● **EXERCISE GOAL**:
All of the material below is to be retyped exactly.

____ AVAILABLE RECORDS

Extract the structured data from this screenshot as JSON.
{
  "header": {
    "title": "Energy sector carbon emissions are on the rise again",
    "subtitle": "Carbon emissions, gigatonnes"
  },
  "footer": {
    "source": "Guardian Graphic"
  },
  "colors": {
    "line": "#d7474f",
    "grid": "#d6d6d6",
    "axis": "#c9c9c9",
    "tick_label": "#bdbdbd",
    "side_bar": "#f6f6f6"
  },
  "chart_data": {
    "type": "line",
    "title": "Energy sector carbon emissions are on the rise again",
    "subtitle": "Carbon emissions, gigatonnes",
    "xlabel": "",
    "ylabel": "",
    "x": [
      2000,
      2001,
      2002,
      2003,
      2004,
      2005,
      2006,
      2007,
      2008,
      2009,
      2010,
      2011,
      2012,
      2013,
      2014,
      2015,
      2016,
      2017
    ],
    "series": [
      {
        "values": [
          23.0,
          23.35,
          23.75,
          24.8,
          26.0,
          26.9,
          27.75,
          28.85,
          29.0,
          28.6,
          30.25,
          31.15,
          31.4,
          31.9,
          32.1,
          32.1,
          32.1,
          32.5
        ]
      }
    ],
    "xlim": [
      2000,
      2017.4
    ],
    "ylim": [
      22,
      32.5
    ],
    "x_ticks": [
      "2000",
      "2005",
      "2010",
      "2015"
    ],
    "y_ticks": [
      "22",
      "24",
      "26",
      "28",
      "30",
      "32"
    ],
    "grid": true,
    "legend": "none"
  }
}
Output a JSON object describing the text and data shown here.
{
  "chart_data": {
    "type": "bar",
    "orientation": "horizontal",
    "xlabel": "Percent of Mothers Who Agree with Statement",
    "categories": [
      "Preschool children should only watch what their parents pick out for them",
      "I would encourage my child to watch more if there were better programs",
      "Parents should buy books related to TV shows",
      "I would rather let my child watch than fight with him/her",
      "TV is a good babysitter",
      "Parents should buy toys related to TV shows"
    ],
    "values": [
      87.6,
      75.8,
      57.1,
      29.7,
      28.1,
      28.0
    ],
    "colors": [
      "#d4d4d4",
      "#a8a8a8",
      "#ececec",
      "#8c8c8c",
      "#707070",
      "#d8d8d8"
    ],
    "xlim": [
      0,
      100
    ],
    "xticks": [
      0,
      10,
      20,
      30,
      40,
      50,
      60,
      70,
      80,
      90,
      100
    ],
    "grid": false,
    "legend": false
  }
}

________

● **EXPECTED OUTPUT**:
Extract the structured data from this screenshot as JSON.
{
  "header": {
    "title": "Energy sector carbon emissions are on the rise again",
    "subtitle": "Carbon emissions, gigatonnes"
  },
  "footer": {
    "source": "Guardian Graphic"
  },
  "colors": {
    "line": "#d7474f",
    "grid": "#d6d6d6",
    "axis": "#c9c9c9",
    "tick_label": "#bdbdbd",
    "side_bar": "#f6f6f6"
  },
  "chart_data": {
    "type": "line",
    "title": "Energy sector carbon emissions are on the rise again",
    "subtitle": "Carbon emissions, gigatonnes",
    "xlabel": "",
    "ylabel": "",
    "x": [
      2000,
      2001,
      2002,
      2003,
      2004,
      2005,
      2006,
      2007,
      2008,
      2009,
      2010,
      2011,
      2012,
      2013,
      2014,
      2015,
      2016,
      2017
    ],
    "series": [
      {
        "values": [
          23.0,
          23.35,
          23.75,
          24.8,
          26.0,
          26.9,
          27.75,
          28.85,
          29.0,
          28.6,
          30.25,
          31.15,
          31.4,
          31.9,
          32.1,
          32.1,
          32.1,
          32.5
        ]
      }
    ],
    "xlim": [
      2000,
      2017.4
    ],
    "ylim": [
      22,
      32.5
    ],
    "x_ticks": [
      "2000",
      "2005",
      "2010",
      "2015"
    ],
    "y_ticks": [
      "22",
      "24",
      "26",
      "28",
      "30",
      "32"
    ],
    "grid": true,
    "legend": "none"
  }
}
Output a JSON object describing the text and data shown here.
{
  "chart_data": {
    "type": "bar",
    "orientation": "horizontal",
    "xlabel": "Percent of Mothers Who Agree with Statement",
    "categories": [
      "Preschool children should only watch what their parents pick out for them",
      "I would encourage my child to watch more if there were better programs",
      "Parents should buy books related to TV shows",
      "I would rather let my child watch than fight with him/her",
      "TV is a good babysitter",
      "Parents should buy toys related to TV shows"
    ],
    "values": [
      87.6,
      75.8,
      57.1,
      29.7,
      28.1,
      28.0
    ],
    "colors": [
      "#d4d4d4",
      "#a8a8a8",
      "#ececec",
      "#8c8c8c",
      "#707070",
      "#d8d8d8"
    ],
    "xlim": [
      0,
      100
    ],
    "xticks": [
      0,
      10,
      20,
      30,
      40,
      50,
      60,
      70,
      80,
      90,
      100
    ],
    "grid": false,
    "legend": false
  }
}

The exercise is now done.